▶ [Challenge]: Pick out each line of the records in which the word "title" appears.

········

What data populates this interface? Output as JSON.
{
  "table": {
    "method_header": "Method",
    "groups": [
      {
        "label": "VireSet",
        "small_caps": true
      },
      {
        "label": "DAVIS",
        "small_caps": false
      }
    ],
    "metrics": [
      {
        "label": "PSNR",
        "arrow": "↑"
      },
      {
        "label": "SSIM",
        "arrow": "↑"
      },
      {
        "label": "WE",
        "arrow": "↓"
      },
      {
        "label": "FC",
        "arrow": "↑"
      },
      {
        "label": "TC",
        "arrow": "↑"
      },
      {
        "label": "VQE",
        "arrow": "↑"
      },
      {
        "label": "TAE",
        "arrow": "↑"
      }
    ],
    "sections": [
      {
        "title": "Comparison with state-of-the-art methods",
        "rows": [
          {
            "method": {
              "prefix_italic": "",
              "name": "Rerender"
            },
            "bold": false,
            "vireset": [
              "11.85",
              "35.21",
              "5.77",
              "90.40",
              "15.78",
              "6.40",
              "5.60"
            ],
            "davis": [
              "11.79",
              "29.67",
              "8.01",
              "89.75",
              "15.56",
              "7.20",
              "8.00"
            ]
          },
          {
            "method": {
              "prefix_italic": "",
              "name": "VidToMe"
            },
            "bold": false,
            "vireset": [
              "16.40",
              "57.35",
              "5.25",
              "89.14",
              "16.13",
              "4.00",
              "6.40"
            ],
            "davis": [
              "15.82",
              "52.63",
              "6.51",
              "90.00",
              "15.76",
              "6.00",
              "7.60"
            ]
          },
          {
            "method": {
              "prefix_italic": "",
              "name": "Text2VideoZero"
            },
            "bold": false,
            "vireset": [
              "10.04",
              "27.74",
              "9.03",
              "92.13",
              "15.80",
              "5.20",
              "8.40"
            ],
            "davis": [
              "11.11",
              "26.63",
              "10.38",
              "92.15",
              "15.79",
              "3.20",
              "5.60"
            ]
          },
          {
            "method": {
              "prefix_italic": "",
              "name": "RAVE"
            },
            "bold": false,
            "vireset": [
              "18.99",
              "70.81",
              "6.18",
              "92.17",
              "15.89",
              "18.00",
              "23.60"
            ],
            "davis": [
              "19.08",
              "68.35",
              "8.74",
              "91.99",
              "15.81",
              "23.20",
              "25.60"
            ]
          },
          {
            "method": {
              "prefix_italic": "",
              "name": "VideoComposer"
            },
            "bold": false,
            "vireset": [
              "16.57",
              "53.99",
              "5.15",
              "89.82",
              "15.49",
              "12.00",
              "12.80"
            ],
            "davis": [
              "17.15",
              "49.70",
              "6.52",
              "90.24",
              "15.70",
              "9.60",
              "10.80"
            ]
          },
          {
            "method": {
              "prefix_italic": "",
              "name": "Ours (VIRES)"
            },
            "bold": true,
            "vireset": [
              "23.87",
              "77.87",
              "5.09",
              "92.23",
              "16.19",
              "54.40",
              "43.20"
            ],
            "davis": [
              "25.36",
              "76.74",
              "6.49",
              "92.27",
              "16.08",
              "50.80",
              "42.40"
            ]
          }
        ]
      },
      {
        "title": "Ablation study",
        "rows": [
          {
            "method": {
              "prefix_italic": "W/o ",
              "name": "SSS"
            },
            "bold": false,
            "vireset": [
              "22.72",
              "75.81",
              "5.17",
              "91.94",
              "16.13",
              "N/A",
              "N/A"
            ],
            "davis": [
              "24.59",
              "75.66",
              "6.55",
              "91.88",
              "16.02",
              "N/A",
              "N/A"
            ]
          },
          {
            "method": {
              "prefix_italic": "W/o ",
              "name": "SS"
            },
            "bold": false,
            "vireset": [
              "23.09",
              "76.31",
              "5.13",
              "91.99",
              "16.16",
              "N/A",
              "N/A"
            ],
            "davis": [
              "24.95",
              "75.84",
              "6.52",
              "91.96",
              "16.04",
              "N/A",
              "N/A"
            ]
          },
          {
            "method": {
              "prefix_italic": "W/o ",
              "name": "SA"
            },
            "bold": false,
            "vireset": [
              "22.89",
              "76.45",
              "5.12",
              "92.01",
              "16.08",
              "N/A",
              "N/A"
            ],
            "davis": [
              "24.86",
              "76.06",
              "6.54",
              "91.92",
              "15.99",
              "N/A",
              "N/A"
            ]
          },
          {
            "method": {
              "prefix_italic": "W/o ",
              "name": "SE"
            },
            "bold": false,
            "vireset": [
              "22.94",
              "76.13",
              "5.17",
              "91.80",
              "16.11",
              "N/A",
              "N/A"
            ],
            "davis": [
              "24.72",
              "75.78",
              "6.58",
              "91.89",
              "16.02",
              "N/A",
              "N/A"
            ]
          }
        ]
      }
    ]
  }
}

········

▶ [Solution to this exercise]:
        "title": "Comparison with state-of-the-art methods",
        "title": "Ablation study",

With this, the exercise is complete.